**EXERCISE BRIEF**
Extract from the listing each line in which the word "раковины" appears.

(Saved data entries)
☆ ☆ ☆

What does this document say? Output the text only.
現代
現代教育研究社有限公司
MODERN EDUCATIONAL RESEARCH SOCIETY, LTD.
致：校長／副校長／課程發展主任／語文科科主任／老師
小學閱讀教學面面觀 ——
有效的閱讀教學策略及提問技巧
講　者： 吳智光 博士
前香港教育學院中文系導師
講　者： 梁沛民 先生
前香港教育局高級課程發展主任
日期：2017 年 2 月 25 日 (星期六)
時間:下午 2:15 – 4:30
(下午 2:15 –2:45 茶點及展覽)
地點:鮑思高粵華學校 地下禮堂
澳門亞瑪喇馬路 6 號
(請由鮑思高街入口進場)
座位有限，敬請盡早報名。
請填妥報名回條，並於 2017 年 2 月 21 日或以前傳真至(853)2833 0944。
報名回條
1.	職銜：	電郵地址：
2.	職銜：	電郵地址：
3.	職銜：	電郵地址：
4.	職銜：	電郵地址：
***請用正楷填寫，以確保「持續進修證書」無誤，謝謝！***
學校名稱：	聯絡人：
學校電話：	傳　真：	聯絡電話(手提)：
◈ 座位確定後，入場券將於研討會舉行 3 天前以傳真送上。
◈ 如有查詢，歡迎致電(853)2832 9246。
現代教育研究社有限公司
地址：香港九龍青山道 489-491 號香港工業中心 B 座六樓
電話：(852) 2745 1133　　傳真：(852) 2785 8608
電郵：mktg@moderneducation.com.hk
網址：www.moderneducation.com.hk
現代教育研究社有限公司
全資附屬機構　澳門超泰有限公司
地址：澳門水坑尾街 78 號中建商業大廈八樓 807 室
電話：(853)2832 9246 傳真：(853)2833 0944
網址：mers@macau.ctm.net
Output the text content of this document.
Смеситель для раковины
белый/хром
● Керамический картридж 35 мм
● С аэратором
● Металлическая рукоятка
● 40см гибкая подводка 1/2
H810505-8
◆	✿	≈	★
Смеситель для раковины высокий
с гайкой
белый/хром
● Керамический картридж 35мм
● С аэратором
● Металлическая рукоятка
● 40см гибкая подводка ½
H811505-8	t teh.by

☆ ☆ ☆

**THE RESPONSE**
Смеситель для раковины
Смеситель для раковины высокий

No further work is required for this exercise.